An exact copy of the records is required, minus the pictures they hold.

Source data
+++

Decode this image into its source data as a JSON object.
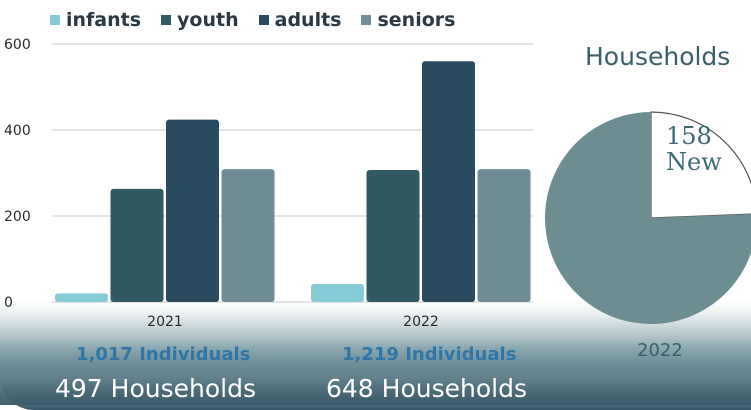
{
  "chart_data": [
    {
      "type": "bar",
      "categories": [
        "2021",
        "2022"
      ],
      "series": [
        {
          "name": "infants",
          "color": "#86cad8",
          "values": [
            20,
            42
          ]
        },
        {
          "name": "youth",
          "color": "#2f5a64",
          "values": [
            263,
            307
          ]
        },
        {
          "name": "adults",
          "color": "#284b5f",
          "values": [
            424,
            560
          ]
        },
        {
          "name": "seniors",
          "color": "#6f8d96",
          "values": [
            309,
            309
          ]
        }
      ],
      "ylim": [
        0,
        600
      ],
      "yticks": [
        0,
        200,
        400,
        600
      ],
      "grid": true,
      "legend": "top",
      "annotations": {
        "individuals": [
          "1,017 Individuals",
          "1,219 Individuals"
        ],
        "households": [
          "497 Households",
          "648 Households"
        ]
      }
    },
    {
      "type": "pie",
      "title": "Households",
      "category": "2022",
      "slices": [
        {
          "label": "158 New",
          "value": 158,
          "color": "#ffffff"
        },
        {
          "label": "",
          "value": 490,
          "color": "#6c8d91"
        }
      ]
    }
  ]
}
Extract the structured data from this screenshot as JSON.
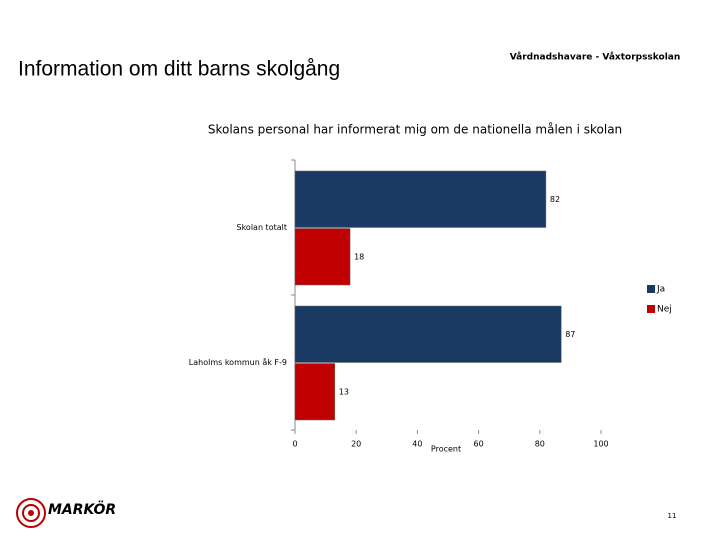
{
  "chart_data": {
    "type": "hbar",
    "title": "Skolans personal har informerat mig om de nationella målen i skolan",
    "x_label": "Procent",
    "categories": [
      "Skolan totalt",
      "Laholms kommun åk F-9"
    ],
    "series": [
      {
        "name": "Ja",
        "color": "#1b3a63",
        "values": [
          82,
          87
        ]
      },
      {
        "name": "Nej",
        "color": "#c00000",
        "values": [
          18,
          13
        ]
      }
    ],
    "xlim": [
      0,
      100
    ],
    "xticks": [
      0,
      20,
      40,
      60,
      80,
      100
    ],
    "grid": false,
    "legend": "right"
  },
  "header": {
    "title": "Information om ditt barns skolgång",
    "subtitle": "Vårdnadshavare - Våxtorpsskolan"
  },
  "footer": {
    "logo_text": "MARKÖR",
    "page_number": "11"
  }
}
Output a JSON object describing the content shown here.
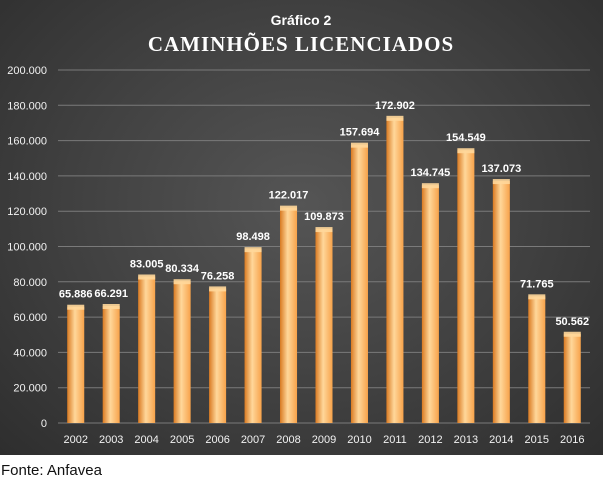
{
  "source": "Fonte: Anfavea",
  "chart_data": {
    "type": "bar",
    "subtitle": "Gráfico 2",
    "title": "CAMINHÕES LICENCIADOS",
    "xlabel": "",
    "ylabel": "",
    "ylim": [
      0,
      200000
    ],
    "yticks": [
      0,
      20000,
      40000,
      60000,
      80000,
      100000,
      120000,
      140000,
      160000,
      180000,
      200000
    ],
    "ytick_labels": [
      "0",
      "20.000",
      "40.000",
      "60.000",
      "80.000",
      "100.000",
      "120.000",
      "140.000",
      "160.000",
      "180.000",
      "200.000"
    ],
    "grid": true,
    "categories": [
      "2002",
      "2003",
      "2004",
      "2005",
      "2006",
      "2007",
      "2008",
      "2009",
      "2010",
      "2011",
      "2012",
      "2013",
      "2014",
      "2015",
      "2016"
    ],
    "values": [
      65886,
      66291,
      83005,
      80334,
      76258,
      98498,
      122017,
      109873,
      157694,
      172902,
      134745,
      154549,
      137073,
      71765,
      50562
    ],
    "value_labels": [
      "65.886",
      "66.291",
      "83.005",
      "80.334",
      "76.258",
      "98.498",
      "122.017",
      "109.873",
      "157.694",
      "172.902",
      "134.745",
      "154.549",
      "137.073",
      "71.765",
      "50.562"
    ],
    "colors": {
      "bar": "#f7a24a",
      "bar_light": "#ffd79a",
      "bar_dark": "#d97a22",
      "text": "#ffffff",
      "axis_text": "#f2f2f2",
      "grid": "#7a7a7a"
    }
  }
}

+++

Solution below
Decode this image into its source data as a JSON object.
{
  "chart_data": [
    {
      "type": "bar",
      "categories": [
        "2021",
        "2022"
      ],
      "series": [
        {
          "name": "infants",
          "color": "#86cad8",
          "values": [
            20,
            42
          ]
        },
        {
          "name": "youth",
          "color": "#2f5a64",
          "values": [
            263,
            307
          ]
        },
        {
          "name": "adults",
          "color": "#284b5f",
          "values": [
            424,
            560
          ]
        },
        {
          "name": "seniors",
          "color": "#6f8d96",
          "values": [
            309,
            309
          ]
        }
      ],
      "ylim": [
        0,
        600
      ],
      "yticks": [
        0,
        200,
        400,
        600
      ],
      "grid": true,
      "legend": "top",
      "annotations": {
        "individuals": [
          "1,017 Individuals",
          "1,219 Individuals"
        ],
        "households": [
          "497 Households",
          "648 Households"
        ]
      }
    },
    {
      "type": "pie",
      "title": "Households",
      "category": "2022",
      "slices": [
        {
          "label": "158 New",
          "value": 158,
          "color": "#ffffff"
        },
        {
          "label": "",
          "value": 490,
          "color": "#6c8d91"
        }
      ]
    }
  ]
}
Extract the structured data from this screenshot as JSON.
{
  "chart_data": {
    "type": "hbar",
    "title": "Skolans personal har informerat mig om de nationella målen i skolan",
    "x_label": "Procent",
    "categories": [
      "Skolan totalt",
      "Laholms kommun åk F-9"
    ],
    "series": [
      {
        "name": "Ja",
        "color": "#1b3a63",
        "values": [
          82,
          87
        ]
      },
      {
        "name": "Nej",
        "color": "#c00000",
        "values": [
          18,
          13
        ]
      }
    ],
    "xlim": [
      0,
      100
    ],
    "xticks": [
      0,
      20,
      40,
      60,
      80,
      100
    ],
    "grid": false,
    "legend": "right"
  },
  "header": {
    "title": "Information om ditt barns skolgång",
    "subtitle": "Vårdnadshavare - Våxtorpsskolan"
  },
  "footer": {
    "logo_text": "MARKÖR",
    "page_number": "11"
  }
}
Output a JSON object describing the content shown here.
{
  "source": "Fonte: Anfavea",
  "chart_data": {
    "type": "bar",
    "subtitle": "Gráfico 2",
    "title": "CAMINHÕES LICENCIADOS",
    "xlabel": "",
    "ylabel": "",
    "ylim": [
      0,
      200000
    ],
    "yticks": [
      0,
      20000,
      40000,
      60000,
      80000,
      100000,
      120000,
      140000,
      160000,
      180000,
      200000
    ],
    "ytick_labels": [
      "0",
      "20.000",
      "40.000",
      "60.000",
      "80.000",
      "100.000",
      "120.000",
      "140.000",
      "160.000",
      "180.000",
      "200.000"
    ],
    "grid": true,
    "categories": [
      "2002",
      "2003",
      "2004",
      "2005",
      "2006",
      "2007",
      "2008",
      "2009",
      "2010",
      "2011",
      "2012",
      "2013",
      "2014",
      "2015",
      "2016"
    ],
    "values": [
      65886,
      66291,
      83005,
      80334,
      76258,
      98498,
      122017,
      109873,
      157694,
      172902,
      134745,
      154549,
      137073,
      71765,
      50562
    ],
    "value_labels": [
      "65.886",
      "66.291",
      "83.005",
      "80.334",
      "76.258",
      "98.498",
      "122.017",
      "109.873",
      "157.694",
      "172.902",
      "134.745",
      "154.549",
      "137.073",
      "71.765",
      "50.562"
    ],
    "colors": {
      "bar": "#f7a24a",
      "bar_light": "#ffd79a",
      "bar_dark": "#d97a22",
      "text": "#ffffff",
      "axis_text": "#f2f2f2",
      "grid": "#7a7a7a"
    }
  }
}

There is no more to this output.